Return all of the entries word for word, but omit the pictures they contain.

>> START

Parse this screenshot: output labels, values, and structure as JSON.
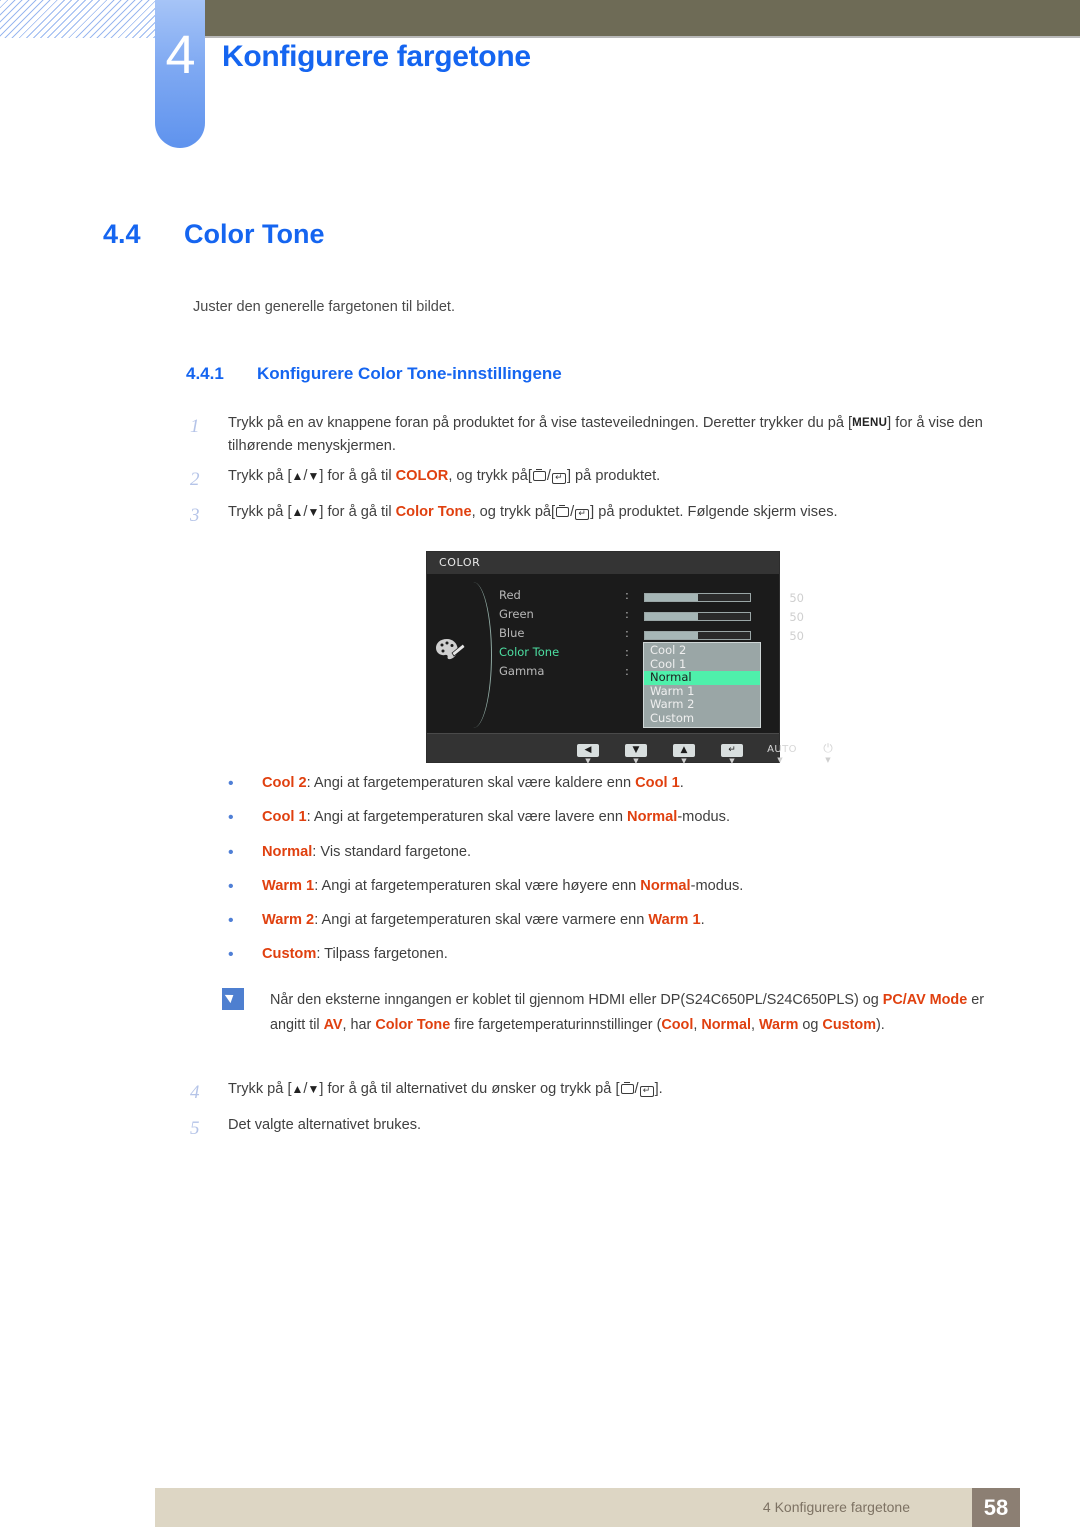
{
  "chapter": {
    "number": "4",
    "title": "Konfigurere fargetone"
  },
  "section": {
    "number": "4.4",
    "title": "Color Tone",
    "intro": "Juster den generelle fargetonen til bildet.",
    "sub_number": "4.4.1",
    "sub_title": "Konfigurere Color Tone-innstillingene"
  },
  "steps": [
    {
      "n": "1",
      "parts": [
        {
          "t": "Trykk på en av knappene foran på produktet for å vise tasteveiledningen. Deretter trykker du på ["
        },
        {
          "t": "MENU",
          "style": "menukey"
        },
        {
          "t": "] for å vise den tilhørende menyskjermen."
        }
      ]
    },
    {
      "n": "2",
      "parts": [
        {
          "t": "Trykk på ["
        },
        {
          "t": "▲",
          "style": "tri"
        },
        {
          "t": "/"
        },
        {
          "t": "▼",
          "style": "tri"
        },
        {
          "t": "] for å gå til "
        },
        {
          "t": "COLOR",
          "style": "kw"
        },
        {
          "t": ", og trykk på["
        },
        {
          "t": "icon-box",
          "style": "ico-box"
        },
        {
          "t": "/"
        },
        {
          "t": "icon-enter",
          "style": "ico-enter"
        },
        {
          "t": "] på produktet."
        }
      ]
    },
    {
      "n": "3",
      "parts": [
        {
          "t": "Trykk på ["
        },
        {
          "t": "▲",
          "style": "tri"
        },
        {
          "t": "/"
        },
        {
          "t": "▼",
          "style": "tri"
        },
        {
          "t": "] for å gå til "
        },
        {
          "t": "Color Tone",
          "style": "kw"
        },
        {
          "t": ", og trykk på["
        },
        {
          "t": "icon-box",
          "style": "ico-box"
        },
        {
          "t": "/"
        },
        {
          "t": "icon-enter",
          "style": "ico-enter"
        },
        {
          "t": "] på produktet. Følgende skjerm vises."
        }
      ]
    }
  ],
  "steps_after": [
    {
      "n": "4",
      "parts": [
        {
          "t": "Trykk på ["
        },
        {
          "t": "▲",
          "style": "tri"
        },
        {
          "t": "/"
        },
        {
          "t": "▼",
          "style": "tri"
        },
        {
          "t": "] for å gå til alternativet du ønsker og trykk på ["
        },
        {
          "t": "icon-box",
          "style": "ico-box"
        },
        {
          "t": "/"
        },
        {
          "t": "icon-enter",
          "style": "ico-enter"
        },
        {
          "t": "]."
        }
      ]
    },
    {
      "n": "5",
      "parts": [
        {
          "t": "Det valgte alternativet brukes."
        }
      ]
    }
  ],
  "osd": {
    "title": "COLOR",
    "icon": "palette-icon",
    "rows": [
      {
        "label": "Red",
        "colon": ":",
        "value": "50",
        "fill_pct": 50
      },
      {
        "label": "Green",
        "colon": ":",
        "value": "50",
        "fill_pct": 50
      },
      {
        "label": "Blue",
        "colon": ":",
        "value": "50",
        "fill_pct": 50
      },
      {
        "label": "Color Tone",
        "colon": ":",
        "selected": true
      },
      {
        "label": "Gamma",
        "colon": ":"
      }
    ],
    "dropdown": {
      "items": [
        "Cool 2",
        "Cool 1",
        "Normal",
        "Warm 1",
        "Warm 2",
        "Custom"
      ],
      "active": "Normal"
    },
    "buttons": [
      {
        "name": "left-arrow-button",
        "glyph": "◀"
      },
      {
        "name": "down-arrow-button",
        "glyph": "▼"
      },
      {
        "name": "up-arrow-button",
        "glyph": "▲"
      },
      {
        "name": "enter-button",
        "glyph": "↵"
      },
      {
        "name": "auto-button",
        "glyph": "AUTO"
      },
      {
        "name": "power-button",
        "glyph": "⏻"
      }
    ]
  },
  "bullets": [
    {
      "dot": "•",
      "parts": [
        {
          "t": "Cool 2",
          "style": "kw"
        },
        {
          "t": ": Angi at fargetemperaturen skal være kaldere enn "
        },
        {
          "t": "Cool 1",
          "style": "kw"
        },
        {
          "t": "."
        }
      ]
    },
    {
      "dot": "•",
      "parts": [
        {
          "t": "Cool 1",
          "style": "kw"
        },
        {
          "t": ": Angi at fargetemperaturen skal være lavere enn "
        },
        {
          "t": "Normal",
          "style": "kw"
        },
        {
          "t": "-modus."
        }
      ]
    },
    {
      "dot": "•",
      "parts": [
        {
          "t": "Normal",
          "style": "kw"
        },
        {
          "t": ": Vis standard fargetone."
        }
      ]
    },
    {
      "dot": "•",
      "parts": [
        {
          "t": "Warm 1",
          "style": "kw"
        },
        {
          "t": ": Angi at fargetemperaturen skal være høyere enn "
        },
        {
          "t": "Normal",
          "style": "kw"
        },
        {
          "t": "-modus."
        }
      ]
    },
    {
      "dot": "•",
      "parts": [
        {
          "t": "Warm 2",
          "style": "kw"
        },
        {
          "t": ": Angi at fargetemperaturen skal være varmere enn "
        },
        {
          "t": "Warm 1",
          "style": "kw"
        },
        {
          "t": "."
        }
      ]
    },
    {
      "dot": "•",
      "parts": [
        {
          "t": "Custom",
          "style": "kw"
        },
        {
          "t": ": Tilpass fargetonen."
        }
      ]
    }
  ],
  "note": {
    "icon": "note-pencil-icon",
    "parts": [
      {
        "t": "Når den eksterne inngangen er koblet til gjennom HDMI eller DP(S24C650PL/S24C650PLS) og "
      },
      {
        "t": "PC/AV Mode",
        "style": "kw"
      },
      {
        "t": " er angitt til "
      },
      {
        "t": "AV",
        "style": "kw"
      },
      {
        "t": ", har "
      },
      {
        "t": "Color Tone",
        "style": "kw"
      },
      {
        "t": " fire fargetemperaturinnstillinger ("
      },
      {
        "t": "Cool",
        "style": "kw"
      },
      {
        "t": ", "
      },
      {
        "t": "Normal",
        "style": "kw"
      },
      {
        "t": ", "
      },
      {
        "t": "Warm",
        "style": "kw"
      },
      {
        "t": " og "
      },
      {
        "t": "Custom",
        "style": "kw"
      },
      {
        "t": ")."
      }
    ]
  },
  "footer": {
    "text": "4 Konfigurere fargetone",
    "page": "58"
  },
  "colors": {
    "heading_blue": "#1565f0",
    "keyword_orange": "#e0400f",
    "header_bar": "#6e6b56",
    "tab_blue": "#7fa9f2",
    "footer_bar": "#ddd6c4",
    "footer_page": "#8c7f73",
    "osd_highlight": "#4ff0ab"
  }
}
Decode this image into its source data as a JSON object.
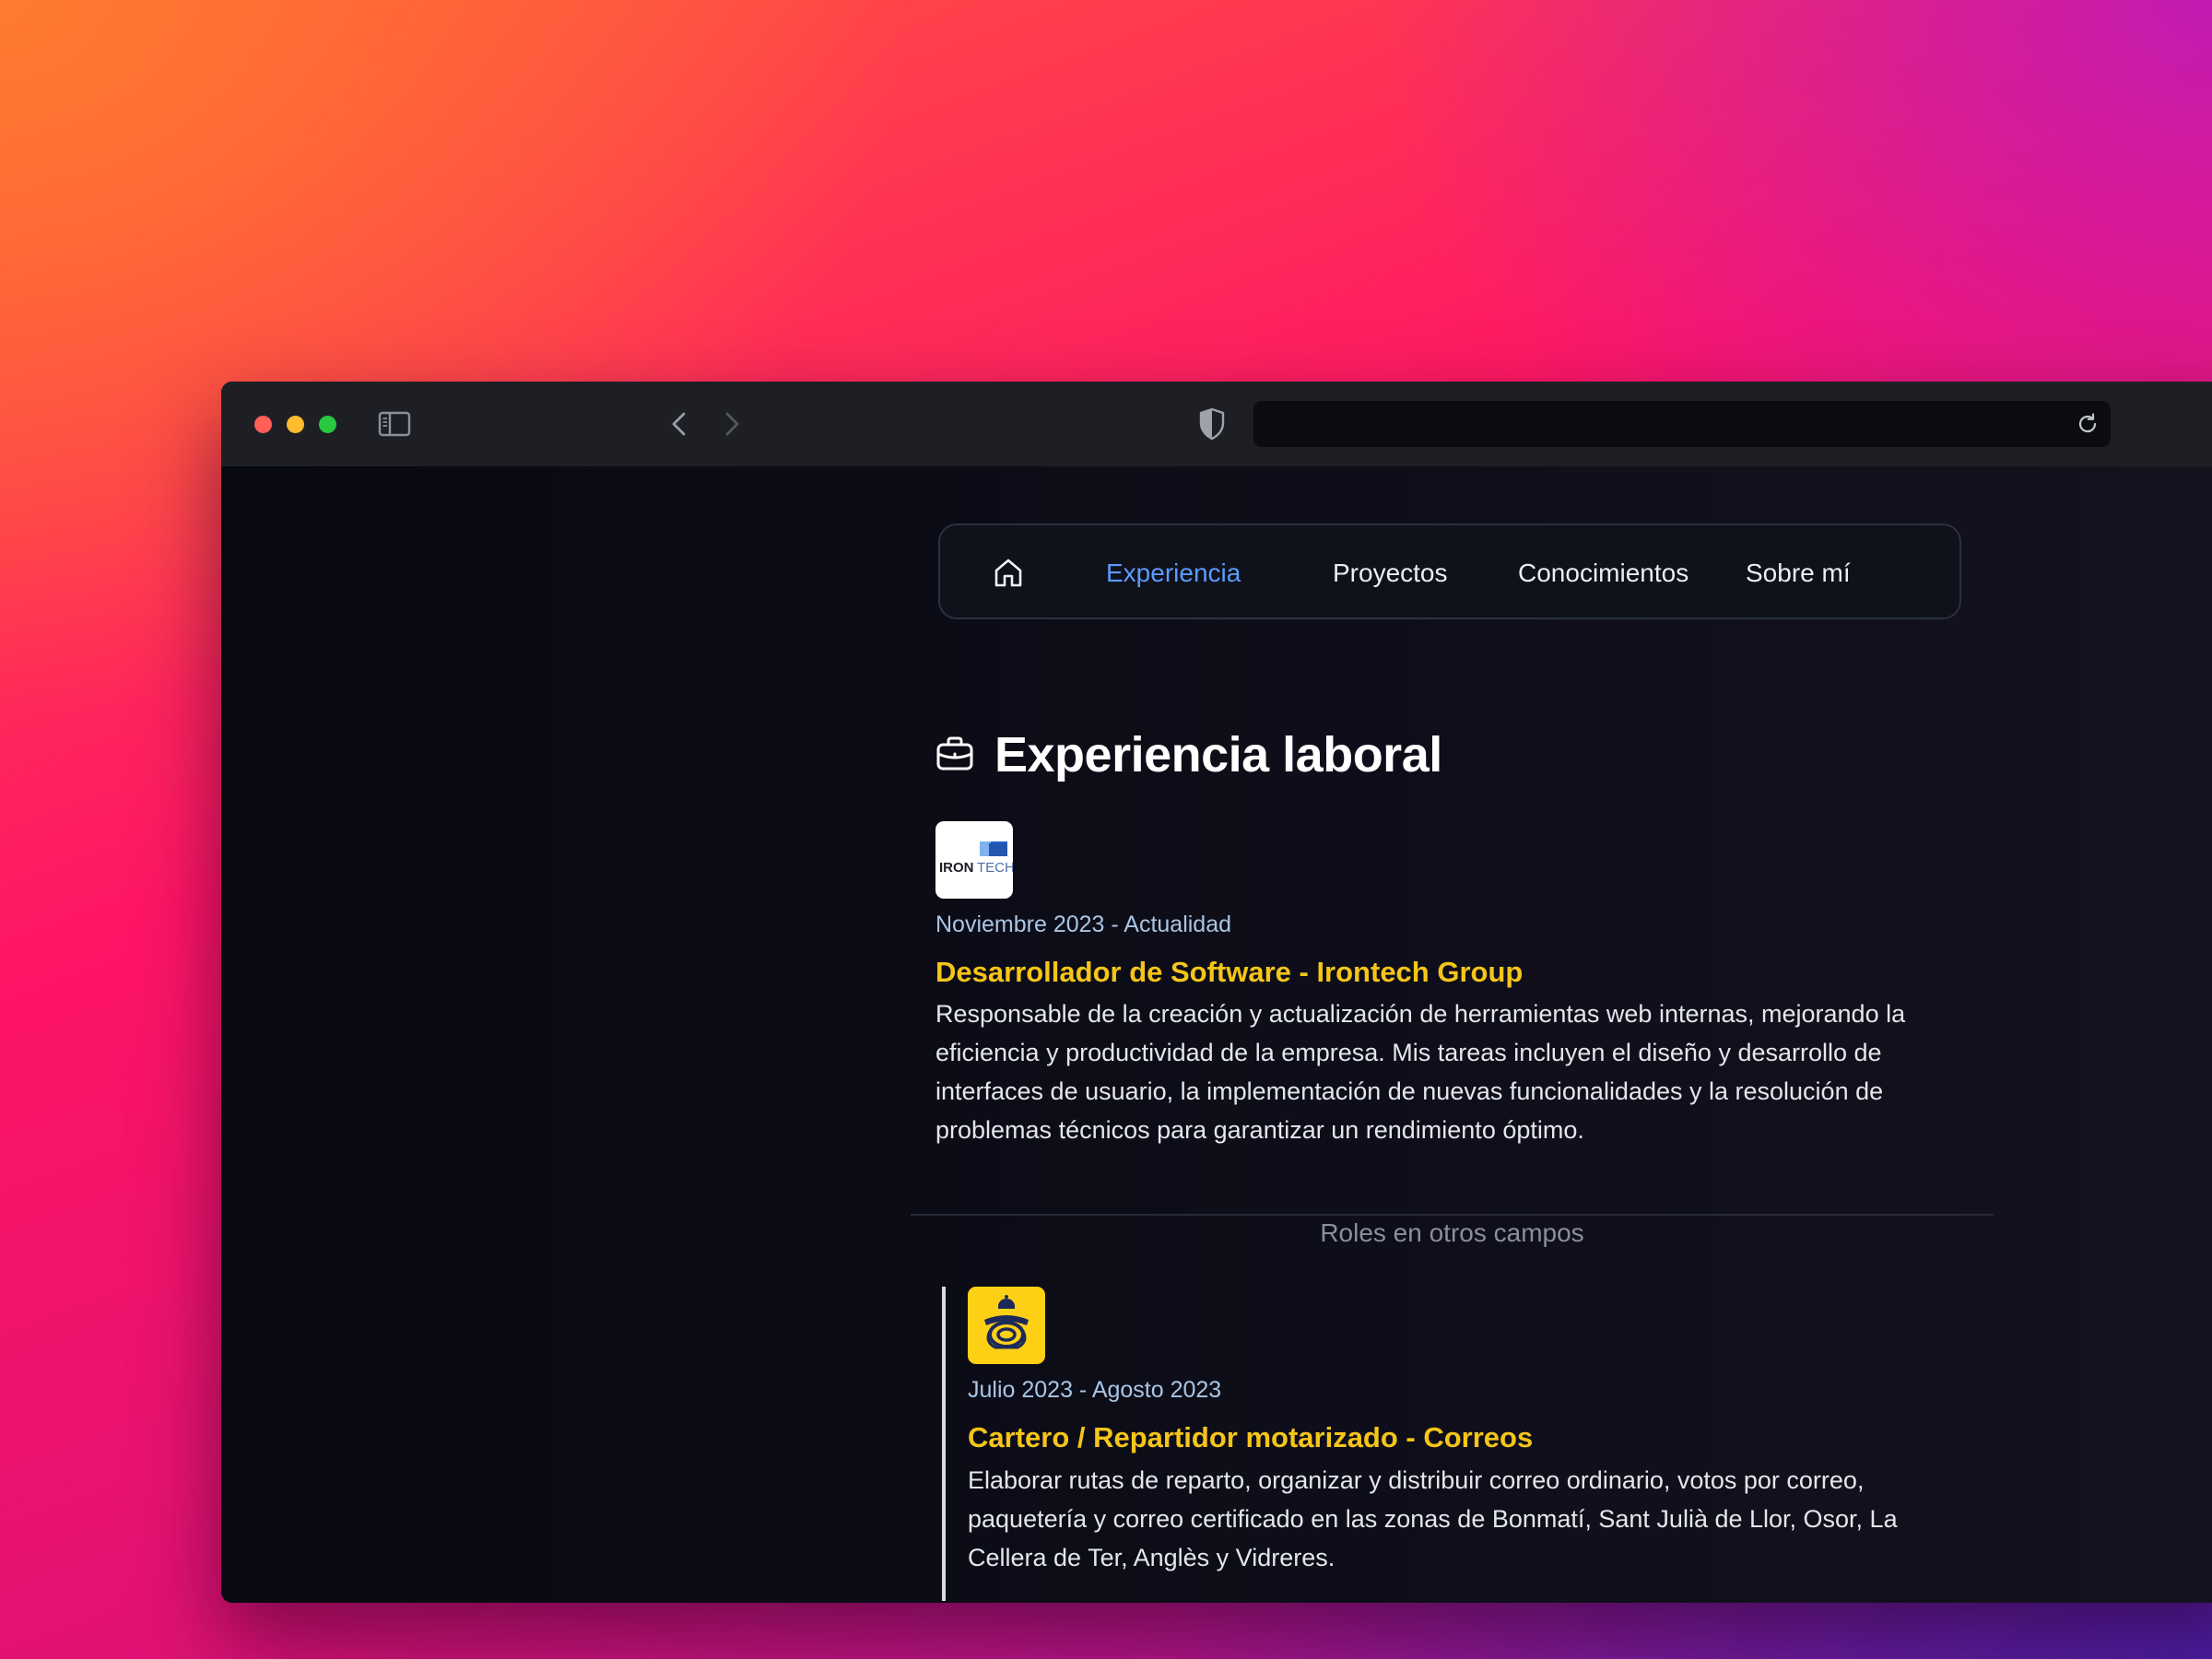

>> END

Answer for the task →
Parse this screenshot: output labels, values, and structure as JSON.
{
  "chapter": {
    "number": "4",
    "title": "Konfigurere fargetone"
  },
  "section": {
    "number": "4.4",
    "title": "Color Tone",
    "intro": "Juster den generelle fargetonen til bildet.",
    "sub_number": "4.4.1",
    "sub_title": "Konfigurere Color Tone-innstillingene"
  },
  "steps": [
    {
      "n": "1",
      "parts": [
        {
          "t": "Trykk på en av knappene foran på produktet for å vise tasteveiledningen. Deretter trykker du på ["
        },
        {
          "t": "MENU",
          "style": "menukey"
        },
        {
          "t": "] for å vise den tilhørende menyskjermen."
        }
      ]
    },
    {
      "n": "2",
      "parts": [
        {
          "t": "Trykk på ["
        },
        {
          "t": "▲",
          "style": "tri"
        },
        {
          "t": "/"
        },
        {
          "t": "▼",
          "style": "tri"
        },
        {
          "t": "] for å gå til "
        },
        {
          "t": "COLOR",
          "style": "kw"
        },
        {
          "t": ", og trykk på["
        },
        {
          "t": "icon-box",
          "style": "ico-box"
        },
        {
          "t": "/"
        },
        {
          "t": "icon-enter",
          "style": "ico-enter"
        },
        {
          "t": "] på produktet."
        }
      ]
    },
    {
      "n": "3",
      "parts": [
        {
          "t": "Trykk på ["
        },
        {
          "t": "▲",
          "style": "tri"
        },
        {
          "t": "/"
        },
        {
          "t": "▼",
          "style": "tri"
        },
        {
          "t": "] for å gå til "
        },
        {
          "t": "Color Tone",
          "style": "kw"
        },
        {
          "t": ", og trykk på["
        },
        {
          "t": "icon-box",
          "style": "ico-box"
        },
        {
          "t": "/"
        },
        {
          "t": "icon-enter",
          "style": "ico-enter"
        },
        {
          "t": "] på produktet. Følgende skjerm vises."
        }
      ]
    }
  ],
  "steps_after": [
    {
      "n": "4",
      "parts": [
        {
          "t": "Trykk på ["
        },
        {
          "t": "▲",
          "style": "tri"
        },
        {
          "t": "/"
        },
        {
          "t": "▼",
          "style": "tri"
        },
        {
          "t": "] for å gå til alternativet du ønsker og trykk på ["
        },
        {
          "t": "icon-box",
          "style": "ico-box"
        },
        {
          "t": "/"
        },
        {
          "t": "icon-enter",
          "style": "ico-enter"
        },
        {
          "t": "]."
        }
      ]
    },
    {
      "n": "5",
      "parts": [
        {
          "t": "Det valgte alternativet brukes."
        }
      ]
    }
  ],
  "osd": {
    "title": "COLOR",
    "icon": "palette-icon",
    "rows": [
      {
        "label": "Red",
        "colon": ":",
        "value": "50",
        "fill_pct": 50
      },
      {
        "label": "Green",
        "colon": ":",
        "value": "50",
        "fill_pct": 50
      },
      {
        "label": "Blue",
        "colon": ":",
        "value": "50",
        "fill_pct": 50
      },
      {
        "label": "Color Tone",
        "colon": ":",
        "selected": true
      },
      {
        "label": "Gamma",
        "colon": ":"
      }
    ],
    "dropdown": {
      "items": [
        "Cool 2",
        "Cool 1",
        "Normal",
        "Warm 1",
        "Warm 2",
        "Custom"
      ],
      "active": "Normal"
    },
    "buttons": [
      {
        "name": "left-arrow-button",
        "glyph": "◀"
      },
      {
        "name": "down-arrow-button",
        "glyph": "▼"
      },
      {
        "name": "up-arrow-button",
        "glyph": "▲"
      },
      {
        "name": "enter-button",
        "glyph": "↵"
      },
      {
        "name": "auto-button",
        "glyph": "AUTO"
      },
      {
        "name": "power-button",
        "glyph": "⏻"
      }
    ]
  },
  "bullets": [
    {
      "dot": "•",
      "parts": [
        {
          "t": "Cool 2",
          "style": "kw"
        },
        {
          "t": ": Angi at fargetemperaturen skal være kaldere enn "
        },
        {
          "t": "Cool 1",
          "style": "kw"
        },
        {
          "t": "."
        }
      ]
    },
    {
      "dot": "•",
      "parts": [
        {
          "t": "Cool 1",
          "style": "kw"
        },
        {
          "t": ": Angi at fargetemperaturen skal være lavere enn "
        },
        {
          "t": "Normal",
          "style": "kw"
        },
        {
          "t": "-modus."
        }
      ]
    },
    {
      "dot": "•",
      "parts": [
        {
          "t": "Normal",
          "style": "kw"
        },
        {
          "t": ": Vis standard fargetone."
        }
      ]
    },
    {
      "dot": "•",
      "parts": [
        {
          "t": "Warm 1",
          "style": "kw"
        },
        {
          "t": ": Angi at fargetemperaturen skal være høyere enn "
        },
        {
          "t": "Normal",
          "style": "kw"
        },
        {
          "t": "-modus."
        }
      ]
    },
    {
      "dot": "•",
      "parts": [
        {
          "t": "Warm 2",
          "style": "kw"
        },
        {
          "t": ": Angi at fargetemperaturen skal være varmere enn "
        },
        {
          "t": "Warm 1",
          "style": "kw"
        },
        {
          "t": "."
        }
      ]
    },
    {
      "dot": "•",
      "parts": [
        {
          "t": "Custom",
          "style": "kw"
        },
        {
          "t": ": Tilpass fargetonen."
        }
      ]
    }
  ],
  "note": {
    "icon": "note-pencil-icon",
    "parts": [
      {
        "t": "Når den eksterne inngangen er koblet til gjennom HDMI eller DP(S24C650PL/S24C650PLS) og "
      },
      {
        "t": "PC/AV Mode",
        "style": "kw"
      },
      {
        "t": " er angitt til "
      },
      {
        "t": "AV",
        "style": "kw"
      },
      {
        "t": ", har "
      },
      {
        "t": "Color Tone",
        "style": "kw"
      },
      {
        "t": " fire fargetemperaturinnstillinger ("
      },
      {
        "t": "Cool",
        "style": "kw"
      },
      {
        "t": ", "
      },
      {
        "t": "Normal",
        "style": "kw"
      },
      {
        "t": ", "
      },
      {
        "t": "Warm",
        "style": "kw"
      },
      {
        "t": " og "
      },
      {
        "t": "Custom",
        "style": "kw"
      },
      {
        "t": ")."
      }
    ]
  },
  "footer": {
    "text": "4 Konfigurere fargetone",
    "page": "58"
  },
  "colors": {
    "heading_blue": "#1565f0",
    "keyword_orange": "#e0400f",
    "header_bar": "#6e6b56",
    "tab_blue": "#7fa9f2",
    "footer_bar": "#ddd6c4",
    "footer_page": "#8c7f73",
    "osd_highlight": "#4ff0ab"
  }
}
Decode this image into its source data as a JSON object.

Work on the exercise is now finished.